→ Exercise prompt
List each line of the data in which the string "type" appears.

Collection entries
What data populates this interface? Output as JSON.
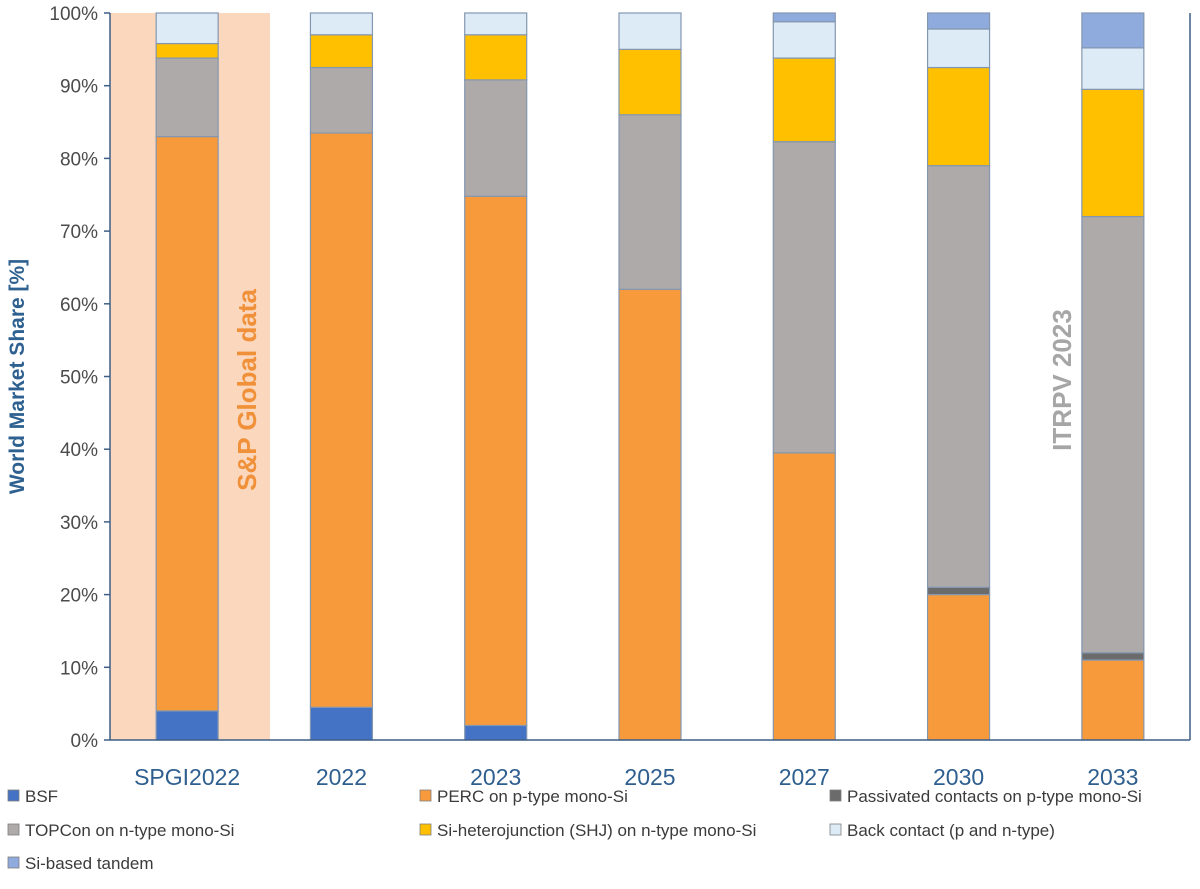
{
  "chart_data": {
    "type": "bar",
    "stacked": true,
    "title": "",
    "xlabel": "",
    "ylabel": "World Market Share [%]",
    "ylim": [
      0,
      100
    ],
    "yticks": [
      "0%",
      "10%",
      "20%",
      "30%",
      "40%",
      "50%",
      "60%",
      "70%",
      "80%",
      "90%",
      "100%"
    ],
    "categories": [
      "SPGI2022",
      "2022",
      "2023",
      "2025",
      "2027",
      "2030",
      "2033"
    ],
    "series": [
      {
        "name": "BSF",
        "color": "#4472c4",
        "values": [
          4,
          4.5,
          2,
          0,
          0,
          0,
          0
        ]
      },
      {
        "name": "PERC on p-type mono-Si",
        "color": "#f79a3b",
        "values": [
          79,
          79,
          72.8,
          62,
          39.5,
          20,
          11
        ]
      },
      {
        "name": "Passivated contacts on p-type mono-Si",
        "color": "#6b6b6b",
        "values": [
          0,
          0,
          0,
          0,
          0,
          1,
          1
        ]
      },
      {
        "name": "TOPCon on n-type mono-Si",
        "color": "#aeaaaa",
        "values": [
          10.8,
          9,
          16,
          24,
          42.8,
          58,
          60
        ]
      },
      {
        "name": "Si-heterojunction (SHJ) on n-type mono-Si",
        "color": "#ffc000",
        "values": [
          2,
          4.5,
          6.2,
          9,
          11.5,
          13.5,
          17.5
        ]
      },
      {
        "name": "Back contact (p and n-type)",
        "color": "#ddebf7",
        "values": [
          4.2,
          3,
          3,
          5,
          5,
          5.3,
          5.7
        ]
      },
      {
        "name": "Si-based tandem",
        "color": "#8faadc",
        "values": [
          0,
          0,
          0,
          0,
          1.2,
          2.2,
          4.8
        ]
      }
    ],
    "legend": "bottom",
    "annotations": [
      {
        "text": "S&P Global data",
        "color": "#f0913a"
      },
      {
        "text": "ITRPV 2023",
        "color": "#a6a6a6"
      }
    ],
    "highlight_region_color": "#fbd7bd"
  }
}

→ Response
    "type": "bar",
        "name": "PERC on p-type mono-Si",
        "name": "Passivated contacts on p-type mono-Si",
        "name": "TOPCon on n-type mono-Si",
        "name": "Si-heterojunction (SHJ) on n-type mono-Si",
        "name": "Back contact (p and n-type)",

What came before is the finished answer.